• **Stated exercise**
Write each line out exactly, leaving none out.
Start Source data
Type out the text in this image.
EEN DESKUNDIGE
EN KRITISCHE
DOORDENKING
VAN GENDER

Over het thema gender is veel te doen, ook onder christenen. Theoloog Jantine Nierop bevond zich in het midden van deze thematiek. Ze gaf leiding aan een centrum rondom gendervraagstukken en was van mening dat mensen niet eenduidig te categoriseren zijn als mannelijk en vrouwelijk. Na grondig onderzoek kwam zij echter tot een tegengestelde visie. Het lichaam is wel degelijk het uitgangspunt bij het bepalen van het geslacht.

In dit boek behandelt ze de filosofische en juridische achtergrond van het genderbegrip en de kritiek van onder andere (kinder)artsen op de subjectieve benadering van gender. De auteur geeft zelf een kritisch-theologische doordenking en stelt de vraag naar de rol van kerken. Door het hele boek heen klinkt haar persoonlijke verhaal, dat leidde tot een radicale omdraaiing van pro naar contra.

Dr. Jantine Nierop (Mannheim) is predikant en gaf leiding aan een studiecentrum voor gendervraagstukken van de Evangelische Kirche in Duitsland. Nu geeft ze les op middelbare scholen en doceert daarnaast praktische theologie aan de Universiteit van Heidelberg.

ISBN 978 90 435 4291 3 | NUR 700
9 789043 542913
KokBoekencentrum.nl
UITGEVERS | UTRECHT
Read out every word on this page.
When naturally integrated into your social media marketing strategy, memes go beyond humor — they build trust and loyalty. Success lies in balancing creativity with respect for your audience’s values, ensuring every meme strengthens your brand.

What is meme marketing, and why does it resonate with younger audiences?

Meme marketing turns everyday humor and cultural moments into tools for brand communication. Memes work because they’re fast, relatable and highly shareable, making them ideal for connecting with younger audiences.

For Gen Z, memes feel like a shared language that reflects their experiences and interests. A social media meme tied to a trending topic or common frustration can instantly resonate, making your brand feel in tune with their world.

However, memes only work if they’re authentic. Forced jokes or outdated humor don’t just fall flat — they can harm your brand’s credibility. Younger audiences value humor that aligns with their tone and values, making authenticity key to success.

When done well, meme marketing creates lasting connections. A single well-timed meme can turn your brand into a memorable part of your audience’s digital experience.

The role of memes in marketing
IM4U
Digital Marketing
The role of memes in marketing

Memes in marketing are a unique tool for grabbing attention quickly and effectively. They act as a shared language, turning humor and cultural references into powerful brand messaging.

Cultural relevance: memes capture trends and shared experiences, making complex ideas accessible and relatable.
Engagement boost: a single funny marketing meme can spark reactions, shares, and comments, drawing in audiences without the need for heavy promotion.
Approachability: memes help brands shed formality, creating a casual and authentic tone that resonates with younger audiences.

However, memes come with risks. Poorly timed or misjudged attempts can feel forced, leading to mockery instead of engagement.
End Source data
• **Written answer**
Type out the text in this image.
EEN DESKUNDIGE
EN KRITISCHE
DOORDENKING
VAN GENDER

Over het thema gender is veel te doen, ook onder christenen. Theoloog Jantine Nierop bevond zich in het midden van deze thematiek. Ze gaf leiding aan een centrum rondom gendervraagstukken en was van mening dat mensen niet eenduidig te categoriseren zijn als mannelijk en vrouwelijk. Na grondig onderzoek kwam zij echter tot een tegengestelde visie. Het lichaam is wel degelijk het uitgangspunt bij het bepalen van het geslacht.

In dit boek behandelt ze de filosofische en juridische achtergrond van het genderbegrip en de kritiek van onder andere (kinder)artsen op de subjectieve benadering van gender. De auteur geeft zelf een kritisch-theologische doordenking en stelt de vraag naar de rol van kerken. Door het hele boek heen klinkt haar persoonlijke verhaal, dat leidde tot een radicale omdraaiing van pro naar contra.

Dr. Jantine Nierop (Mannheim) is predikant en gaf leiding aan een studiecentrum voor gendervraagstukken van de Evangelische Kirche in Duitsland. Nu geeft ze les op middelbare scholen en doceert daarnaast praktische theologie aan de Universiteit van Heidelberg.

ISBN 978 90 435 4291 3 | NUR 700
9 789043 542913
KokBoekencentrum.nl
UITGEVERS | UTRECHT
Read out every word on this page.
When naturally integrated into your social media marketing strategy, memes go beyond humor — they build trust and loyalty. Success lies in balancing creativity with respect for your audience’s values, ensuring every meme strengthens your brand.

What is meme marketing, and why does it resonate with younger audiences?

Meme marketing turns everyday humor and cultural moments into tools for brand communication. Memes work because they’re fast, relatable and highly shareable, making them ideal for connecting with younger audiences.

For Gen Z, memes feel like a shared language that reflects their experiences and interests. A social media meme tied to a trending topic or common frustration can instantly resonate, making your brand feel in tune with their world.

However, memes only work if they’re authentic. Forced jokes or outdated humor don’t just fall flat — they can harm your brand’s credibility. Younger audiences value humor that aligns with their tone and values, making authenticity key to success.

When done well, meme marketing creates lasting connections. A single well-timed meme can turn your brand into a memorable part of your audience’s digital experience.

The role of memes in marketing
IM4U
Digital Marketing
The role of memes in marketing

Memes in marketing are a unique tool for grabbing attention quickly and effectively. They act as a shared language, turning humor and cultural references into powerful brand messaging.

Cultural relevance: memes capture trends and shared experiences, making complex ideas accessible and relatable.
Engagement boost: a single funny marketing meme can spark reactions, shares, and comments, drawing in audiences without the need for heavy promotion.
Approachability: memes help brands shed formality, creating a casual and authentic tone that resonates with younger audiences.

However, memes come with risks. Poorly timed or misjudged attempts can feel forced, leading to mockery instead of engagement.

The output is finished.